··· Texte source

Or justement, ici, même si on ne connaît pas encore les motivations de ce passage à l’acte chez l’adolescent de 14 ans, on sait que celui-ci était surveillé. La police fédérale américaine (FBI) a indiqué dans la soirée avoir émis en 2023 un signalement sur le suspect, qui avait menacé sur internet de perpétrer des tirs dans une école, photographies d’armes à l’appui.

À l’issue de ce signalement, il avait fait l’objet d’une enquête par les forces de l’ordre d’un comté voisin de Winder, ville où a eu lieu la fusillade, mais avait nié être l’auteur des menaces, tandis que son père avait affirmé que l’adolescent n’avait pas accès aux armes du domicile. Les écoles locales avaient également été prévenues afin que le suspect fasse l’objet d’une surveillance accrue. Mais « à ce moment-là, il n’existait aucun motif raisonnable d’arrestation ou de mesure supplémentaire de la part des forces de l’ordre », précise le FBI dans son communiqué.

Les experts contredisent la théorie de Trump

Il a par ailleurs été prouvé que la santé mentale n’était pas toujours en lien avec le passage à l’acte. En 2019, Jeffrey Swanson, professeur en psychiatrie, reconnaissait auprès de l’AFP que « massacrer un groupe d’inconnus n’est pas l’acte d’un esprit sain. Souvent les auteurs des fusillades sont des gens isolés, à la vie sociale complexe ». Mais il nuançait : la plupart n’ont pas « de maladie mentale grave identifiée, comme la schizophrénie ou une bipolarité qui empêchent le cerveau de raisonner ou de comprendre la réalité ».

······

Consigne: Selon le texte source, en quelle année le FBI a-t-il émis un signalement sur le suspect ?

··· Données fournies

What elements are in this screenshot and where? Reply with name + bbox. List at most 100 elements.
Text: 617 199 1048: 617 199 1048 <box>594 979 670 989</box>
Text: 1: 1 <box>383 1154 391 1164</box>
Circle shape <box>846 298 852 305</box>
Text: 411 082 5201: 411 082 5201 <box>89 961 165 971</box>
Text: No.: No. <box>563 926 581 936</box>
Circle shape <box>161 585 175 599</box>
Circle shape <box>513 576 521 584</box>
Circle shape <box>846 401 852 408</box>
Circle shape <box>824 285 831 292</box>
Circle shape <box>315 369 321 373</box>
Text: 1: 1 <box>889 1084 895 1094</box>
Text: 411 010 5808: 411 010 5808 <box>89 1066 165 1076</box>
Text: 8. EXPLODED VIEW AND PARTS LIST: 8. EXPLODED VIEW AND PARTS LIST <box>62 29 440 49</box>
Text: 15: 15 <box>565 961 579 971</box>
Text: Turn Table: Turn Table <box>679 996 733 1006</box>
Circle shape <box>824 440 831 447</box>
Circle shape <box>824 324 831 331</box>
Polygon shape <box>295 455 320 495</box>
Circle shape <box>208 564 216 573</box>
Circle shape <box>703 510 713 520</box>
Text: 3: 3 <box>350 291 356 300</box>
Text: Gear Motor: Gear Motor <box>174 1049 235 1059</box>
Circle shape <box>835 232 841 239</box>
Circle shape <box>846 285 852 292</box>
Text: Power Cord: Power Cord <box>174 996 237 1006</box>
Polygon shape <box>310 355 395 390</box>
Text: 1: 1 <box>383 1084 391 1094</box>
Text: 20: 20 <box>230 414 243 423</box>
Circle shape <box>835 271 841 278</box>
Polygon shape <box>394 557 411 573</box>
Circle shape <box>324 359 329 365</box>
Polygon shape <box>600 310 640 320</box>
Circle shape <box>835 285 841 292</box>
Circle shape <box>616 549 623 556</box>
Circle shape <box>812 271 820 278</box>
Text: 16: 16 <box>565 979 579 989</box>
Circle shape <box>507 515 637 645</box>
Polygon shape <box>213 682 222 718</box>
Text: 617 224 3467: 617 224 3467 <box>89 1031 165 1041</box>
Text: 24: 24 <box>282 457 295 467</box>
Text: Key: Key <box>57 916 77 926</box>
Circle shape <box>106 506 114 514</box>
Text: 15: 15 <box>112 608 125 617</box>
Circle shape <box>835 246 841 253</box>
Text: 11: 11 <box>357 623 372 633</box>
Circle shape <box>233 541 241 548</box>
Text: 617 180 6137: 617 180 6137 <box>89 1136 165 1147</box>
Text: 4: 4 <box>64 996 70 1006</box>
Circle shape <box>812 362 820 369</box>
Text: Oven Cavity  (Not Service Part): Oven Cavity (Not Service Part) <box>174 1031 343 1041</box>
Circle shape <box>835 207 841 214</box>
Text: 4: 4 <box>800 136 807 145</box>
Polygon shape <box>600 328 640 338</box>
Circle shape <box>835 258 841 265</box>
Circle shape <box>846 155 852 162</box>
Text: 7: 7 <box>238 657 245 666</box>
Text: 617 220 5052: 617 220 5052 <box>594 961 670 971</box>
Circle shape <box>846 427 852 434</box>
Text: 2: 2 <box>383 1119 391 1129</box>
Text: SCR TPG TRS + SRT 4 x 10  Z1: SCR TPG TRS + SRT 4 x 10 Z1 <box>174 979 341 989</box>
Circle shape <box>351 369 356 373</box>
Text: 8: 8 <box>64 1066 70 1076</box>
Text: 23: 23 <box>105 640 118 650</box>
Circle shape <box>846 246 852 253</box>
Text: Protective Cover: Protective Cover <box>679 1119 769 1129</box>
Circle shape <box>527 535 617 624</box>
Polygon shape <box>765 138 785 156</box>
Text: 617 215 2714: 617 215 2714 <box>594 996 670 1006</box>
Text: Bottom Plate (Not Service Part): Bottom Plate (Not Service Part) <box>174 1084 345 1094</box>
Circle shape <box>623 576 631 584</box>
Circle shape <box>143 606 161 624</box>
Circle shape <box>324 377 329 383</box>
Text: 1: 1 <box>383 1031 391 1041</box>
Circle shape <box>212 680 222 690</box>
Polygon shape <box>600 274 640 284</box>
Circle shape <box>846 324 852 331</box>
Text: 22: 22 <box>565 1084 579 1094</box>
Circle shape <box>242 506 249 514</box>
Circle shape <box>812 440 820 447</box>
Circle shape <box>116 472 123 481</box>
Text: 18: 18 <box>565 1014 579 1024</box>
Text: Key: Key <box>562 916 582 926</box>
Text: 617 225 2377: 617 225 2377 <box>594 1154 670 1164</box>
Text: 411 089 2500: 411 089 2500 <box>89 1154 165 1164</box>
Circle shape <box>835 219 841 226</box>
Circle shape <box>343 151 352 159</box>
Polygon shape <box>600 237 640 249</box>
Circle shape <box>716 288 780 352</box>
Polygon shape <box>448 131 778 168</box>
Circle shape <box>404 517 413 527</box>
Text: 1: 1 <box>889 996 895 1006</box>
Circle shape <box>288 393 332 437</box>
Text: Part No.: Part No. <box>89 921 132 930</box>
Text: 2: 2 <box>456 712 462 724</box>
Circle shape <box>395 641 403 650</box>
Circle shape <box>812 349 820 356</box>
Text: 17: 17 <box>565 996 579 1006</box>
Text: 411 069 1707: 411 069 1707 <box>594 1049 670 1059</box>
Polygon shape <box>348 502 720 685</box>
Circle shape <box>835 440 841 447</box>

······

Réponse: En 2023.